= Itbarak =

Dog headed Turkic mythological creatures

Itbaraks (English: Shaggy Dog) or just Baraks are Turkic mythological creatures. They were "dog headed, dark coloured manly creatures". According to the Oghuz Khagan Narratives, their country was in the "unknown northwest". It can be assumed that it's around today's Siberia. Oghuz tried to invade them but couldn't succeed, so he had to retreat to a small island.

==Dog-headed men==
A huge part of Oghuz Khagan Narratives was about "invasions on dog-headed men". Turks called them "Itbaraks". "It" means "dog" and "Barak" means a dark, shaggy dog species. After Oghuz Khagan's invasion on Itbaraks failed, he retreated to a small island, where one of his soldiers' widows gave birth. Oghuz Khagan and his people had no home or tent, so the woman gave birth in a hollow. Oghuz named this child "Kıpçak (Kipchak)", meaning "hollow" in Old Turkic.

_EXERCISE DATA_.
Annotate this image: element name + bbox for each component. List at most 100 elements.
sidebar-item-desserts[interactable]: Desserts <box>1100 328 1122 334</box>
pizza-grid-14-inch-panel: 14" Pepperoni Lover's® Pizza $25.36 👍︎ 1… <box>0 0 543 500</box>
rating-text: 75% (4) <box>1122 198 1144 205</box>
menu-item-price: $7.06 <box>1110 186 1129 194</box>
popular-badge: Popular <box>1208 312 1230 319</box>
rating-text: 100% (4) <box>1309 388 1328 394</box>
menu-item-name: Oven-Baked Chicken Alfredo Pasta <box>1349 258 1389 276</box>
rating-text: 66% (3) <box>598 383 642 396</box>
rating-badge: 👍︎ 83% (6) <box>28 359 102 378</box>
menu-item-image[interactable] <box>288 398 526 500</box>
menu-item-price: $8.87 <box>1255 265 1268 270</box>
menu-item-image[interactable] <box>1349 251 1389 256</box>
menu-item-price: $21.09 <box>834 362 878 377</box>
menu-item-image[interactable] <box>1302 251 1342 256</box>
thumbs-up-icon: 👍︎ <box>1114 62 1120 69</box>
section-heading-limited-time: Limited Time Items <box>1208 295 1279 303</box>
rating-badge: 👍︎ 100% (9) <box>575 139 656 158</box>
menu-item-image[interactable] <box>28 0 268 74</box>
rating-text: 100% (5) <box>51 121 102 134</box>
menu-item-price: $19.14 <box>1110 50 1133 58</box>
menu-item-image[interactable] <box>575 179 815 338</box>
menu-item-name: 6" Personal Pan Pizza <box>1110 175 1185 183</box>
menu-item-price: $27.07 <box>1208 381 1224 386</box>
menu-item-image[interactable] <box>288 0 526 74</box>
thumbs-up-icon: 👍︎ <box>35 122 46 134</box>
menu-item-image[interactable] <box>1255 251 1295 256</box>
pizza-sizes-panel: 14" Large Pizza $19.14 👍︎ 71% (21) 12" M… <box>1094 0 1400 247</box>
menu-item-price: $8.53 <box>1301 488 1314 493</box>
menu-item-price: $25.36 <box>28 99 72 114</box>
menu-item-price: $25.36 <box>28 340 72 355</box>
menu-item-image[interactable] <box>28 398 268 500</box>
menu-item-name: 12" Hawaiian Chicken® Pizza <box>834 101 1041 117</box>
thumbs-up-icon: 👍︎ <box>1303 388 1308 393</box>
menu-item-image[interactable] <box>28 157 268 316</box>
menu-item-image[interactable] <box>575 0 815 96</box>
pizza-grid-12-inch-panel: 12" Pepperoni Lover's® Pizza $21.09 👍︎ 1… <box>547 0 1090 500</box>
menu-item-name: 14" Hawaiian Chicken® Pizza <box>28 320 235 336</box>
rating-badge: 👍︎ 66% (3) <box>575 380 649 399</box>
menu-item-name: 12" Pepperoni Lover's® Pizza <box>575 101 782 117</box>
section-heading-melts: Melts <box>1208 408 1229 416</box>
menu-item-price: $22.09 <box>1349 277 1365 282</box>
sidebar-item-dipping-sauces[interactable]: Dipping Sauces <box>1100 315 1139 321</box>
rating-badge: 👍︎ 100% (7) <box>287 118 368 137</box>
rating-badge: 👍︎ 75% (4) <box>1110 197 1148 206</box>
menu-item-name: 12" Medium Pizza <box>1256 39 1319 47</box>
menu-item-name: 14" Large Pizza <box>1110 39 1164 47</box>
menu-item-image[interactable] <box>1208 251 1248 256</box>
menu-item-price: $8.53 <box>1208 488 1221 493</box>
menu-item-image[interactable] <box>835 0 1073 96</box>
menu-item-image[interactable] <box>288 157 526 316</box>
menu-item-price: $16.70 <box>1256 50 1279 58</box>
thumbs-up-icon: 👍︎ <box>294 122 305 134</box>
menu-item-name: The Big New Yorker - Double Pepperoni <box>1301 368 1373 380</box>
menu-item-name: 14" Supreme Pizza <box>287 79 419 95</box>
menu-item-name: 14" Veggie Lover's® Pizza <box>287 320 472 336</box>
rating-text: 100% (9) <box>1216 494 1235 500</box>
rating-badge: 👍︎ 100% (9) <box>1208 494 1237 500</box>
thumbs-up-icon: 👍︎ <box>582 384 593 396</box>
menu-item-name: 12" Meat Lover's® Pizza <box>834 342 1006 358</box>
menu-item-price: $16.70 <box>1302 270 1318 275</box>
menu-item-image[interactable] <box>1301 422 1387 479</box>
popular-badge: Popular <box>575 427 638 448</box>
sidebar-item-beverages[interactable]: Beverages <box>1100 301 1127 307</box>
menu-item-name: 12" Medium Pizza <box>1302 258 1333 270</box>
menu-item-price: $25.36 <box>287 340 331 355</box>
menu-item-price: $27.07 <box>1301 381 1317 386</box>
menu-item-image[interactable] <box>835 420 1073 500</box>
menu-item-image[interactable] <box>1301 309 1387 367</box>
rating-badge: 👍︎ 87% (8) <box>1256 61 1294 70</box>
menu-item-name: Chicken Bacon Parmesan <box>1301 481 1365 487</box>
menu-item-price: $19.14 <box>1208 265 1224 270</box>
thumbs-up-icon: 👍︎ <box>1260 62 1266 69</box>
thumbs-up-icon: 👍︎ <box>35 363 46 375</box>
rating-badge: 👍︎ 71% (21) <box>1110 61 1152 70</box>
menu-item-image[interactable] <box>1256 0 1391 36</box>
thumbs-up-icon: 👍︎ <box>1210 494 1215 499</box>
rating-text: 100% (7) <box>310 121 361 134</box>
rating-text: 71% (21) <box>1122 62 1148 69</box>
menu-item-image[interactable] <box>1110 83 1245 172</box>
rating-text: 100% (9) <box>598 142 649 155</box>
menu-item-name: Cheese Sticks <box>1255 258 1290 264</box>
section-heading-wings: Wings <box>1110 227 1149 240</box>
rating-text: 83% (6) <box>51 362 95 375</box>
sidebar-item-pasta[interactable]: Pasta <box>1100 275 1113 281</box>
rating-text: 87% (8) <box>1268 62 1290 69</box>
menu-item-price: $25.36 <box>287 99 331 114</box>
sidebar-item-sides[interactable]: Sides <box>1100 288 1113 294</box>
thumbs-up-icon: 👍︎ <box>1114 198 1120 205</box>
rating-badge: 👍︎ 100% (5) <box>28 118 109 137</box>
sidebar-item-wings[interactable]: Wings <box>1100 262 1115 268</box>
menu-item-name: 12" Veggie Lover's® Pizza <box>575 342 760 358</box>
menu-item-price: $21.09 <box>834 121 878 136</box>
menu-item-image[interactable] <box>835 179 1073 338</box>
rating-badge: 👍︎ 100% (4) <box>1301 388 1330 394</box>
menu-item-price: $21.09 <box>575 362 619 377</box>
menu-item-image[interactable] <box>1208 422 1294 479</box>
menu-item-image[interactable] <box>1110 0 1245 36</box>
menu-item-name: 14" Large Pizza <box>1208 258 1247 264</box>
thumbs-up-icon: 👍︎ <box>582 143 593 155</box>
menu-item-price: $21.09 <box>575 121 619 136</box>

_CHECK YOUR UNDERSTANDING_.
1. Please copy the Itbarak text, starting with "Itbaraks (English: Shaggy" and going on through "a small island.".
2. Write the next part of the article on the dog-headed Itbaraks, picking up after its last sentence.

_RESPONSES TO THE TASKS_.
1.
Itbaraks (English: Shaggy Dog) or just Baraks are Turkic mythological creatures. They were "dog headed, dark coloured manly creatures". According to the Oghuz Khagan Narratives, their country was in the "unknown northwest". It can be assumed that it's around today's Siberia. Oghuz tried to invade them but couldn't succeed, so he had to retreat to a small island.

2.
When Oghuz Khagan had invaded Itbarak lands after 17 years, he gave the lands to Kıpçak to rule. Year after years, Kıpçak's lineage has believed to become the old Turkic tribe Kipchaks.

==Oghuz Khagan Narratives==
The text about Itbaraks in the Narratives:

"Barak", that's what the Turks called the shaggy dog.
That's how they named the big noble dog.
The Barak is told in the sagas.
It was believed to be other dogs ancestor.
This dog was noble, and enormously big.
Hunting and shepherd dogs was his sons.

In the Northwestern Asia, there was Itbarak.
Turks were far away from them in the Middle Asia.
They had body of a man, head of a dog.
Their color was dark, like the Black Devil.
Their women was pretty and didn't run away from the Turks.
They were medicated, you couldn't spear them.

The saga said Oghuz Khagan was defeated.
He tried to recover on the island he retreated.
After seventeen years, Oghuz defeated them.
Women helped him, and the war has ended.
Oghuz gave this territory to "Kıpçak-Beg"
So Turks called the area "Kıpçak".

==Similarities to other mythologies==
Stories about "Dog-headed men" can be found on many other mythologies. Europeans called them "Borus" and believed they were living in northern parts of today's Northern Europe. The itbaraks were believed to live in nearly the same area.